> Exercise directions: An exact copy of every record is needed.

> Supplied data:
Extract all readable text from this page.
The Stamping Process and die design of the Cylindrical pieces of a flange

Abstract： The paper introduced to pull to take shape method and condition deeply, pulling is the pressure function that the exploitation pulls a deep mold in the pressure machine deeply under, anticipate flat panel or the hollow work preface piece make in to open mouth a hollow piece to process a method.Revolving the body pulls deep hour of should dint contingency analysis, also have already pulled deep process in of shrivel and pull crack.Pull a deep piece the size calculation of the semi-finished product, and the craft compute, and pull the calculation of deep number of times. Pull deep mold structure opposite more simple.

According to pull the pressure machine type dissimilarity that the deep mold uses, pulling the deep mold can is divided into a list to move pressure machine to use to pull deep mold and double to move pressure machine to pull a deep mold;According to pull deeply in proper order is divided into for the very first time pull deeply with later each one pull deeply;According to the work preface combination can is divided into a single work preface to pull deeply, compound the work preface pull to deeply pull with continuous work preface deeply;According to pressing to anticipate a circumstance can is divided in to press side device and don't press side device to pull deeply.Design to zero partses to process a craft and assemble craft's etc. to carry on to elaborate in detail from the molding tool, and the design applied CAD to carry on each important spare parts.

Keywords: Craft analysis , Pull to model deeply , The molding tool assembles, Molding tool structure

> Result below:
Extract all readable text from this page.
The Stamping Process and die design of the Cylindrical pieces of a flange

Abstract： The paper introduced to pull to take shape method and condition deeply, pulling is the pressure function that the exploitation pulls a deep mold in the pressure machine deeply under, anticipate flat panel or the hollow work preface piece make in to open mouth a hollow piece to process a method.Revolving the body pulls deep hour of should dint contingency analysis, also have already pulled deep process in of shrivel and pull crack.Pull a deep piece the size calculation of the semi-finished product, and the craft compute, and pull the calculation of deep number of times. Pull deep mold structure opposite more simple.

According to pull the pressure machine type dissimilarity that the deep mold uses, pulling the deep mold can is divided into a list to move pressure machine to use to pull deep mold and double to move pressure machine to pull a deep mold;According to pull deeply in proper order is divided into for the very first time pull deeply with later each one pull deeply;According to the work preface combination can is divided into a single work preface to pull deeply, compound the work preface pull to deeply pull with continuous work preface deeply;According to pressing to anticipate a circumstance can is divided in to press side device and don't press side device to pull deeply.Design to zero partses to process a craft and assemble craft's etc. to carry on to elaborate in detail from the molding tool, and the design applied CAD to carry on each important spare parts.

Keywords: Craft analysis , Pull to model deeply , The molding tool assembles, Molding tool structure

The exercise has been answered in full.